[Start]

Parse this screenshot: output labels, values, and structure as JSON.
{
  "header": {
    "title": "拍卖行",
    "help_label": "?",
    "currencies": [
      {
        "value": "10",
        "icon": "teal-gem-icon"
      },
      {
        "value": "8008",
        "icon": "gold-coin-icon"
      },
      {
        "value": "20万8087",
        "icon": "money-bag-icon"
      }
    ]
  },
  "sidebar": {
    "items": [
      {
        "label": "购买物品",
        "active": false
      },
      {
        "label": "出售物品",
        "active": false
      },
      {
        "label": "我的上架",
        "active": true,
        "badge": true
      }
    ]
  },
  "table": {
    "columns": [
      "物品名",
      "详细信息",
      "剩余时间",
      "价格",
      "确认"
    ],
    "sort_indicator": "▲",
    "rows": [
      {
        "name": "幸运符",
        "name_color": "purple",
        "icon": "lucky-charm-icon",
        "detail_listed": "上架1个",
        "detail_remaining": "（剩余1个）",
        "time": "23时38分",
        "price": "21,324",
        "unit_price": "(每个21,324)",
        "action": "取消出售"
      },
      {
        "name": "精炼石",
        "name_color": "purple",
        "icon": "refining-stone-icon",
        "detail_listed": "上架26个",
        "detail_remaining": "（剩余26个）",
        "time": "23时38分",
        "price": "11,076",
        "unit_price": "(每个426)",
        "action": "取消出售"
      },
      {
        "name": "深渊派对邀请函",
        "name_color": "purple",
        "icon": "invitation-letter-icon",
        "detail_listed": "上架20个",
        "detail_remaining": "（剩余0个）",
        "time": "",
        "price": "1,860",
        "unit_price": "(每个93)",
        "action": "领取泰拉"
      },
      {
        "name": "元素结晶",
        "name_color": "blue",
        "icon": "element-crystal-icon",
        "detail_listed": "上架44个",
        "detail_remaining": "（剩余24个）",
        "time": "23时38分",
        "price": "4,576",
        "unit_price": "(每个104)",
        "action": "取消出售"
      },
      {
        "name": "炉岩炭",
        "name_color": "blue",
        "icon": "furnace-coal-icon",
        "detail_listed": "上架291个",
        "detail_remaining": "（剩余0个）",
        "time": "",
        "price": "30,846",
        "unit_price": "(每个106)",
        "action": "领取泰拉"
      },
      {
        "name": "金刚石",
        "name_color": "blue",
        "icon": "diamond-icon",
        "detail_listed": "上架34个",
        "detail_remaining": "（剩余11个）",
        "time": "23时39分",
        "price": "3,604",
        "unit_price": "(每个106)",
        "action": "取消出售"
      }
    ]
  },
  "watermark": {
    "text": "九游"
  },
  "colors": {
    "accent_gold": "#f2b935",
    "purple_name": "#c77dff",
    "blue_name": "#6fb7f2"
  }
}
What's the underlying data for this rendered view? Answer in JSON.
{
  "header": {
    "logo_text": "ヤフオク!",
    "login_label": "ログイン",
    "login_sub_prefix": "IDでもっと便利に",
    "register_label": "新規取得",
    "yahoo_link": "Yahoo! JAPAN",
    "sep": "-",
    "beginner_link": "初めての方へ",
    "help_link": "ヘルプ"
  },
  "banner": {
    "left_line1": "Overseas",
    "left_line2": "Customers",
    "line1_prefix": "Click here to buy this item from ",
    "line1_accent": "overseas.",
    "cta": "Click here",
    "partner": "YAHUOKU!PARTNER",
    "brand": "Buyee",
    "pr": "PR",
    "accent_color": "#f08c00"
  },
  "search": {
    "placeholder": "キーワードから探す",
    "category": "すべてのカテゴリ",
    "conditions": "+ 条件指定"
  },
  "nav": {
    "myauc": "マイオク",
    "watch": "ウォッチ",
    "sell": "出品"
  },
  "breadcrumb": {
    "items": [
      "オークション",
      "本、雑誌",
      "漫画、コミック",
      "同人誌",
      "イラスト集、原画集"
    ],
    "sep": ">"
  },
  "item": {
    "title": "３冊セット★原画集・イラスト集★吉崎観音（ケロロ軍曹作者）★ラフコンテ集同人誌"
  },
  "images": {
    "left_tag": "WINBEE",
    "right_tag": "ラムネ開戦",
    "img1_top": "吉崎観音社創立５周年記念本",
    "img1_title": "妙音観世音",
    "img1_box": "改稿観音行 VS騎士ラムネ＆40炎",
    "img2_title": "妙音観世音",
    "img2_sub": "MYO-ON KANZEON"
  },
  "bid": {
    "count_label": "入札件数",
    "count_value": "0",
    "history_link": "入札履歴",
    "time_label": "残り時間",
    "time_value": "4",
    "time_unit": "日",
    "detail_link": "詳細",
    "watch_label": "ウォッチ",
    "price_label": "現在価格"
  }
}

[End]

- _WHAT NEEDS TO BE DONE_:
In the records above, collect each line with "here".

- _THE RESPONSE_:
    "line1_prefix": "Click here to buy this item from ",
    "cta": "Click here",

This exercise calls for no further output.